__What you need to do__. Using the records below, give the number of lines where the word "JSON" appears, with no further output.
--- Begin Provided material ---
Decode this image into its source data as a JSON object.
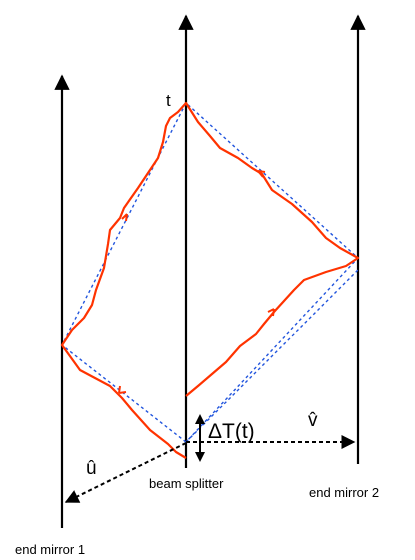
{
  "labels": {
    "time": "t",
    "delta_t": "ΔT(t)",
    "u_hat": "û",
    "v_hat": "v̂",
    "beam_splitter": "beam splitter",
    "end_mirror_1": "end mirror 1",
    "end_mirror_2": "end mirror 2"
  },
  "colors": {
    "worldlines": "#000000",
    "light_path": "#ff3300",
    "ideal_path": "#2255dd",
    "background": "#ffffff"
  }
}
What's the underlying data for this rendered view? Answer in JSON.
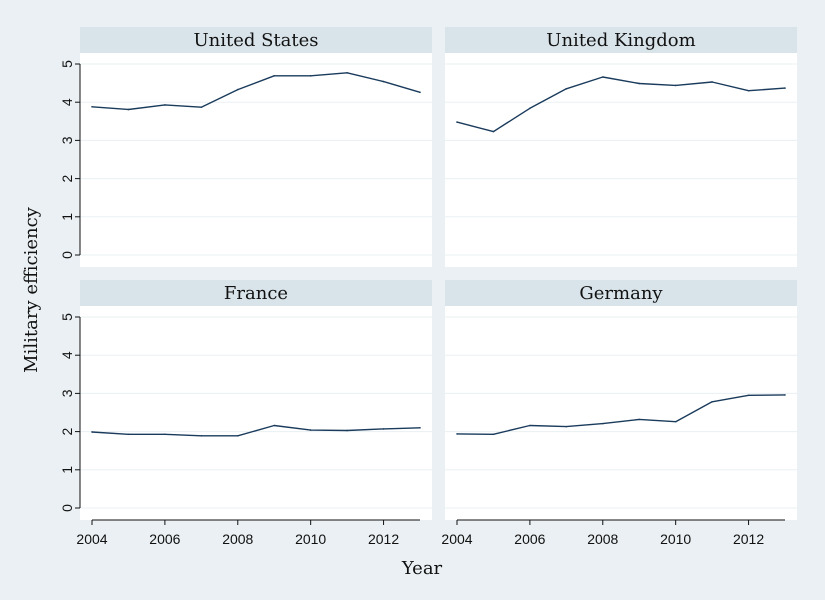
{
  "chart_data": {
    "type": "line",
    "ylabel": "Military efficiency",
    "xlabel": "Year",
    "xlim": [
      2004,
      2013
    ],
    "ylim": [
      0,
      5
    ],
    "x_ticks": [
      2004,
      2006,
      2008,
      2010,
      2012
    ],
    "y_ticks": [
      0,
      1,
      2,
      3,
      4,
      5
    ],
    "grid": true,
    "colors": {
      "background": "#eaf0f3",
      "panel": "#ffffff",
      "strip": "#d9e4ea",
      "grid": "#eaf0f3",
      "line": "#1a3b5c"
    },
    "panels": [
      {
        "title": "United States",
        "x": [
          2004,
          2005,
          2006,
          2007,
          2008,
          2009,
          2010,
          2011,
          2012,
          2013
        ],
        "values": [
          3.88,
          3.81,
          3.93,
          3.87,
          4.33,
          4.69,
          4.69,
          4.77,
          4.54,
          4.26
        ]
      },
      {
        "title": "United Kingdom",
        "x": [
          2004,
          2005,
          2006,
          2007,
          2008,
          2009,
          2010,
          2011,
          2012,
          2013
        ],
        "values": [
          3.48,
          3.23,
          3.84,
          4.35,
          4.66,
          4.49,
          4.44,
          4.53,
          4.3,
          4.37
        ]
      },
      {
        "title": "France",
        "x": [
          2004,
          2005,
          2006,
          2007,
          2008,
          2009,
          2010,
          2011,
          2012,
          2013
        ],
        "values": [
          1.99,
          1.93,
          1.93,
          1.89,
          1.89,
          2.16,
          2.04,
          2.03,
          2.07,
          2.1
        ]
      },
      {
        "title": "Germany",
        "x": [
          2004,
          2005,
          2006,
          2007,
          2008,
          2009,
          2010,
          2011,
          2012,
          2013
        ],
        "values": [
          1.94,
          1.93,
          2.16,
          2.13,
          2.21,
          2.32,
          2.26,
          2.78,
          2.95,
          2.96
        ]
      }
    ]
  }
}
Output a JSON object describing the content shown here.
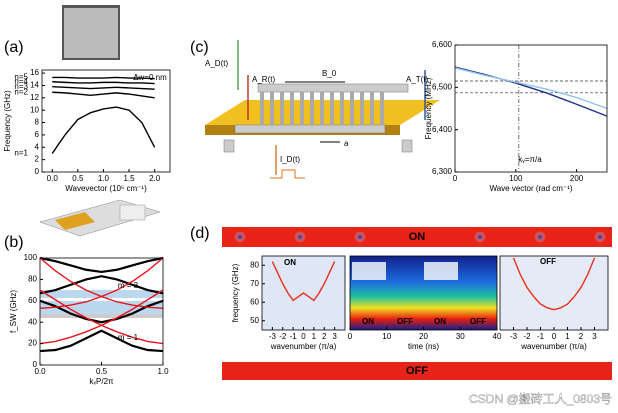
{
  "panel_labels": [
    "(a)",
    "(b)",
    "(c)",
    "(d)"
  ],
  "diagram": {
    "labels": [
      "A_D(t)",
      "A_R(t)",
      "B_0",
      "A_T(t)",
      "I_D(t)",
      "a"
    ]
  },
  "banners": [
    "ON",
    "OFF"
  ],
  "watermark": "CSDN @搬砖工人_0803号",
  "chart_data": [
    {
      "type": "line",
      "xlabel": "Wavevector (10⁵ cm⁻¹)",
      "ylabel": "Frequency (GHz)",
      "annotations": [
        "Δw=0 nm"
      ],
      "legend": "left",
      "xlim": [
        -0.2,
        2.3
      ],
      "xticks": [
        {
          "value": 0,
          "label": "0.0"
        },
        {
          "value": 0.5,
          "label": "0.5"
        },
        {
          "value": 1,
          "label": "1.0"
        },
        {
          "value": 1.5,
          "label": "1.5"
        },
        {
          "value": 2,
          "label": "2.0"
        }
      ],
      "ylim": [
        0,
        16.5
      ],
      "yticks": [
        0,
        2,
        4,
        6,
        8,
        10,
        12,
        14,
        16
      ],
      "x": [
        0,
        0.25,
        0.5,
        0.75,
        1,
        1.25,
        1.5,
        1.75,
        2
      ],
      "series": [
        {
          "name": "n=1",
          "color": "#000000",
          "values": [
            3,
            6,
            8.5,
            9.6,
            10.2,
            10.5,
            10,
            8,
            4
          ]
        },
        {
          "name": "n=2",
          "color": "#000000",
          "values": [
            12.9,
            12.8,
            12.6,
            12.4,
            12.6,
            12.8,
            12.6,
            12.3,
            12
          ]
        },
        {
          "name": "n=3",
          "color": "#000000",
          "values": [
            13.8,
            13.7,
            13.6,
            13.5,
            13.6,
            13.7,
            13.6,
            13.5,
            13.4
          ]
        },
        {
          "name": "n=4",
          "color": "#000000",
          "values": [
            14.6,
            14.5,
            14.4,
            14.4,
            14.5,
            14.5,
            14.4,
            14.4,
            14.3
          ]
        },
        {
          "name": "n=5",
          "color": "#000000",
          "values": [
            15.3,
            15.3,
            15.2,
            15.2,
            15.2,
            15.3,
            15.2,
            15.2,
            15.1
          ]
        }
      ]
    },
    {
      "type": "line",
      "xlabel": "kₓP/2π",
      "ylabel": "f_SW (GHz)",
      "annotations": [
        "m = 3",
        "m = 1"
      ],
      "xlim": [
        0,
        1
      ],
      "xticks": [
        {
          "value": 0,
          "label": "0.0"
        },
        0.5,
        {
          "value": 1,
          "label": "1.0"
        }
      ],
      "ylim": [
        0,
        100
      ],
      "yticks": [
        0,
        20,
        40,
        60,
        80,
        100
      ],
      "x": [
        0,
        0.125,
        0.25,
        0.375,
        0.5,
        0.625,
        0.75,
        0.875,
        1
      ],
      "series": [
        {
          "color": "#000000",
          "values": [
            13,
            14,
            18,
            25,
            32,
            25,
            18,
            14,
            13
          ]
        },
        {
          "color": "#000000",
          "values": [
            60,
            55,
            48,
            43,
            40,
            43,
            48,
            55,
            60
          ]
        },
        {
          "color": "#000000",
          "values": [
            67,
            70,
            75,
            80,
            83,
            80,
            75,
            70,
            67
          ]
        },
        {
          "color": "#000000",
          "values": [
            100,
            97,
            93,
            89,
            87,
            89,
            93,
            97,
            100
          ]
        },
        {
          "color": "#e8141b",
          "values": [
            20,
            22,
            26,
            31,
            37,
            44,
            52,
            61,
            70
          ]
        },
        {
          "color": "#e8141b",
          "values": [
            70,
            61,
            52,
            44,
            37,
            31,
            26,
            22,
            20
          ]
        },
        {
          "color": "#e8141b",
          "values": [
            100,
            88,
            78,
            70,
            64,
            59,
            56,
            54,
            53
          ]
        },
        {
          "color": "#e8141b",
          "values": [
            53,
            54,
            56,
            59,
            64,
            70,
            78,
            88,
            100
          ]
        }
      ]
    },
    {
      "type": "line",
      "xlabel": "Wave vector (rad cm⁻¹)",
      "ylabel": "Frequency (MHz)",
      "annotations": [
        "kᵧ=π/a"
      ],
      "xlim": [
        0,
        250
      ],
      "xticks": [
        0,
        100,
        200
      ],
      "ylim": [
        6300,
        6600
      ],
      "yticks": [
        {
          "value": 6300,
          "label": "6,300"
        },
        {
          "value": 6400,
          "label": "6,400"
        },
        {
          "value": 6500,
          "label": "6,500"
        },
        {
          "value": 6600,
          "label": "6,600"
        }
      ],
      "hlines": [
        6515,
        6487
      ],
      "vline": 105,
      "x": [
        0,
        50,
        100,
        150,
        200,
        250
      ],
      "series": [
        {
          "color": "#1f2f8a",
          "values": [
            6548,
            6530,
            6510,
            6487,
            6460,
            6432
          ]
        },
        {
          "color": "#8fc3e8",
          "values": [
            6546,
            6528,
            6512,
            6496,
            6476,
            6450
          ]
        }
      ]
    },
    {
      "type": "heatmap",
      "xlabel": "wavenumber (π/a)",
      "ylabel": "frequency (GHz)",
      "annotations": [
        "ON"
      ],
      "xlim": [
        -4,
        4
      ],
      "xticks": [
        -3,
        -2,
        -1,
        0,
        1,
        2,
        3
      ],
      "ylim": [
        45,
        85
      ],
      "yticks": [
        50,
        60,
        70,
        80
      ],
      "x": [
        -3,
        -2.5,
        -2,
        -1.5,
        -1,
        -0.5,
        0,
        0.5,
        1,
        1.5,
        2,
        2.5,
        3
      ],
      "series": [
        {
          "color": "#e8301b",
          "values": [
            82,
            76,
            70,
            65,
            61,
            63,
            65,
            63,
            61,
            65,
            70,
            76,
            82
          ]
        }
      ]
    },
    {
      "type": "heatmap",
      "xlabel": "time (ns)",
      "annotations": [
        "ON",
        "OFF",
        "ON",
        "OFF"
      ],
      "xlim": [
        0,
        40
      ],
      "xticks": [
        0,
        10,
        20,
        30,
        40
      ],
      "ylim": [
        45,
        85
      ],
      "series": []
    },
    {
      "type": "heatmap",
      "xlabel": "wavenumber (π/a)",
      "annotations": [
        "OFF"
      ],
      "xlim": [
        -4,
        4
      ],
      "xticks": [
        -3,
        -2,
        -1,
        0,
        1,
        2,
        3
      ],
      "ylim": [
        45,
        85
      ],
      "x": [
        -3,
        -2.5,
        -2,
        -1.5,
        -1,
        -0.5,
        0,
        0.5,
        1,
        1.5,
        2,
        2.5,
        3
      ],
      "series": [
        {
          "color": "#e8301b",
          "values": [
            84,
            75,
            68,
            63,
            59,
            57,
            56,
            57,
            59,
            63,
            68,
            75,
            84
          ]
        }
      ]
    }
  ]
}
--- End Provided material ---
__Completed task__. 3